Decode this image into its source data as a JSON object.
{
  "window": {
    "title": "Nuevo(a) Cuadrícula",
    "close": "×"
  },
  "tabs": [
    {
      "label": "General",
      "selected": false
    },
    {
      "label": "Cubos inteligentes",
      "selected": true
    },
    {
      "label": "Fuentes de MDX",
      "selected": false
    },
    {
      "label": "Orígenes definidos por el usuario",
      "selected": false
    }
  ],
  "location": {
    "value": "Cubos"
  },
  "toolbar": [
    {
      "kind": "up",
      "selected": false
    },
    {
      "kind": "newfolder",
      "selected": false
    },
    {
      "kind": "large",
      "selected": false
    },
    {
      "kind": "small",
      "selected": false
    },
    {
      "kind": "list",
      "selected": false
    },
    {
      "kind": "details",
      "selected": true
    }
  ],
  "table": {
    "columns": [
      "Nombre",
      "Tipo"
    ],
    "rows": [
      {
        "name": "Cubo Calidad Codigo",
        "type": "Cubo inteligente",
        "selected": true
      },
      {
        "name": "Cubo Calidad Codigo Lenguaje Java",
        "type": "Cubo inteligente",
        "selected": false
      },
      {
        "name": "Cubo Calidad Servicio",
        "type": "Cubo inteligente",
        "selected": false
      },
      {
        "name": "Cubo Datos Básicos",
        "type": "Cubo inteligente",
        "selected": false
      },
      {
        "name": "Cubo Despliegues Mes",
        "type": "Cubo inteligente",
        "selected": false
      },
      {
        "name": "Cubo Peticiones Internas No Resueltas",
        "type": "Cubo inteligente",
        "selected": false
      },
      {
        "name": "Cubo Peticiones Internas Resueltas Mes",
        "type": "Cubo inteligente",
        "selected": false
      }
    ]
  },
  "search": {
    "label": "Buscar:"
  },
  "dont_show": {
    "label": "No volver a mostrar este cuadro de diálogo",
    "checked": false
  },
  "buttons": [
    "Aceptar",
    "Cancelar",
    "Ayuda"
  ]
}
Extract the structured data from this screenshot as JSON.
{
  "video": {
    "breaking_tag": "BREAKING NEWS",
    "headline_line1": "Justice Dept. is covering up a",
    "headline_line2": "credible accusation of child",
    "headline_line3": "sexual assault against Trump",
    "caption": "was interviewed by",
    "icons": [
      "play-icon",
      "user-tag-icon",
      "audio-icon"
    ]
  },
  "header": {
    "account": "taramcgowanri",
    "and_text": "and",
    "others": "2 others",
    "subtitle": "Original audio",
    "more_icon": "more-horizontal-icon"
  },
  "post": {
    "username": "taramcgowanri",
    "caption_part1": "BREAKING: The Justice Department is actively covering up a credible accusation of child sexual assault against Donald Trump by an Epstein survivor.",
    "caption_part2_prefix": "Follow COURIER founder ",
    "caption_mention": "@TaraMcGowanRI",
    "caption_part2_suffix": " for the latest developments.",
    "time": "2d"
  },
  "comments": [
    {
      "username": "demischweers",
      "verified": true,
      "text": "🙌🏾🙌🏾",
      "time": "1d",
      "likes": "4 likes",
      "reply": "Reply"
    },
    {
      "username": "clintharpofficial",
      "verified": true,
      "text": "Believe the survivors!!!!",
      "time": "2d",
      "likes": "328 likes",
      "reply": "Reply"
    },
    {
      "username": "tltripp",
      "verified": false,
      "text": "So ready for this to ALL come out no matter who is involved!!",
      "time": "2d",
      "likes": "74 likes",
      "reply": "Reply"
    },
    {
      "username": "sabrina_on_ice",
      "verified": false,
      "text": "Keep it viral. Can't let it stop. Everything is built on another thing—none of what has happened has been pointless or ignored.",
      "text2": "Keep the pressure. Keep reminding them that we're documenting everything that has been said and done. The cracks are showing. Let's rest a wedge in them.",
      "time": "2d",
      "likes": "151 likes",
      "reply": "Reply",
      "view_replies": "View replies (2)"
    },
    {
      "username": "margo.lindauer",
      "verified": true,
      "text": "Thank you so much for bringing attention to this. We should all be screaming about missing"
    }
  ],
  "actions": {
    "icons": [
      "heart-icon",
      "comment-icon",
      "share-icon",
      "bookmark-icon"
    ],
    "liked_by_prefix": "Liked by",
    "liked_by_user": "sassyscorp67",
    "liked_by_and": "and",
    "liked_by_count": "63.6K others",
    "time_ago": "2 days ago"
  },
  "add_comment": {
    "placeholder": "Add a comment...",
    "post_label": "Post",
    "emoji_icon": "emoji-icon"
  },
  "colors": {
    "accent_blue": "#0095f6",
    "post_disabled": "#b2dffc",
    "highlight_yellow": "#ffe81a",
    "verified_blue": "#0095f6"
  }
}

+ + + + + + +

Required work —
Check each line above for the string "audio", then copy the ones that have it.

Finished task —
      "audio-icon"
    "subtitle": "Original audio",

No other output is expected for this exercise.